* TASK REQUIREMENTS: Every line with the word "Downloads" in it should be extracted from the data that follows.

Begin

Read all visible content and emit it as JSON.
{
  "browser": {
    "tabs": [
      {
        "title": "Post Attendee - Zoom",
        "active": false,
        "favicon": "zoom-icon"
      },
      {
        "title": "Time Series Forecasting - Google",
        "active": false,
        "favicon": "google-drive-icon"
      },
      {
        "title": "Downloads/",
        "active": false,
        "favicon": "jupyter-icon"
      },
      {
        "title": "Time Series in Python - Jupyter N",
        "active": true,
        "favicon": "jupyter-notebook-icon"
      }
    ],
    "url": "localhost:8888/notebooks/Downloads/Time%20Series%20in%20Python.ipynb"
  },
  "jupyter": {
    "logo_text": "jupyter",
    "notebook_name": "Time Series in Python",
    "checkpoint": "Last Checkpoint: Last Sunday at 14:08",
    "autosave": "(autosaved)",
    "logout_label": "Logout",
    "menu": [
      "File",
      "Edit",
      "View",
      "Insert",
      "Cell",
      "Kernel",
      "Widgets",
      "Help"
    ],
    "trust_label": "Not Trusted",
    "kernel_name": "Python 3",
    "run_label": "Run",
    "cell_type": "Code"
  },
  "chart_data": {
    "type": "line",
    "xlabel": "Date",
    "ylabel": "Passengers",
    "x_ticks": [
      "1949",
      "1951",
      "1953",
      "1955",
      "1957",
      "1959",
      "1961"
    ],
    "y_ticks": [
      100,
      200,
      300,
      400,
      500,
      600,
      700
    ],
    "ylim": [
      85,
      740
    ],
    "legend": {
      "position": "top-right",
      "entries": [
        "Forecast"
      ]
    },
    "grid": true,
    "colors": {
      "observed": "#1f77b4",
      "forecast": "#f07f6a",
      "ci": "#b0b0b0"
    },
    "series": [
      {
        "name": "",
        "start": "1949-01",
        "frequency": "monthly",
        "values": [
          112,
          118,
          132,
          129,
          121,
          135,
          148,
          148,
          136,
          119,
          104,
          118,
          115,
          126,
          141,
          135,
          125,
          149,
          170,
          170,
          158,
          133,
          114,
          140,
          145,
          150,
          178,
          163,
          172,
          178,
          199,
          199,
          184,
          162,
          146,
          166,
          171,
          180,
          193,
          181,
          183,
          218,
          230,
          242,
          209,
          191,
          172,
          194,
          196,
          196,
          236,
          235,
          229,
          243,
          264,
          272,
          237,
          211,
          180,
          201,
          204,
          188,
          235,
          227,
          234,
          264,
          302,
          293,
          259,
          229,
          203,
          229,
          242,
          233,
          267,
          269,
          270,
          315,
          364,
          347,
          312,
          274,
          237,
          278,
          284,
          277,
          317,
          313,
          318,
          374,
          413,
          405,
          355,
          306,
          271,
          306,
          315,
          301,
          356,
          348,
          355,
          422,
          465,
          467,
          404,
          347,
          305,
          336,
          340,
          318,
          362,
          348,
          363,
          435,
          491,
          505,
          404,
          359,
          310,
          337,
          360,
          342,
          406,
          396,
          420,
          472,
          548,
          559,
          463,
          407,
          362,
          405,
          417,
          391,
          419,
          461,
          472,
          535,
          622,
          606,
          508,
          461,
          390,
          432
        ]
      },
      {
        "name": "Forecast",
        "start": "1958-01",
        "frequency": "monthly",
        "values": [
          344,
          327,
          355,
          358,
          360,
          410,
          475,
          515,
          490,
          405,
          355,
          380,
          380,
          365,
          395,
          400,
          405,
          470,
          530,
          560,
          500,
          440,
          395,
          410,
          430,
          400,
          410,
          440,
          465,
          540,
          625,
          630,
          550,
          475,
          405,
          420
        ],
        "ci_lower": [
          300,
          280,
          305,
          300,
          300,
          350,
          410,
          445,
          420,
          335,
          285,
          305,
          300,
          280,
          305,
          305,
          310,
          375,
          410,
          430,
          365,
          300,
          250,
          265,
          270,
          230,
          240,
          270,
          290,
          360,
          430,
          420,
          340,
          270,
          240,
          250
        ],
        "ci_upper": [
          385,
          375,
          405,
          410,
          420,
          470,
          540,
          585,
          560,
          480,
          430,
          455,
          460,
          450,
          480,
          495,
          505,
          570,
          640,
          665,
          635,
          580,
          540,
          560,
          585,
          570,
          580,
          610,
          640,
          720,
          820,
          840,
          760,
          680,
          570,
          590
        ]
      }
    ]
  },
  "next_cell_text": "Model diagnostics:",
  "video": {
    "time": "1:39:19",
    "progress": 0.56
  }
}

End

* FINAL RESULT:
        "title": "Downloads/",
    "url": "localhost:8888/notebooks/Downloads/Time%20Series%20in%20Python.ipynb"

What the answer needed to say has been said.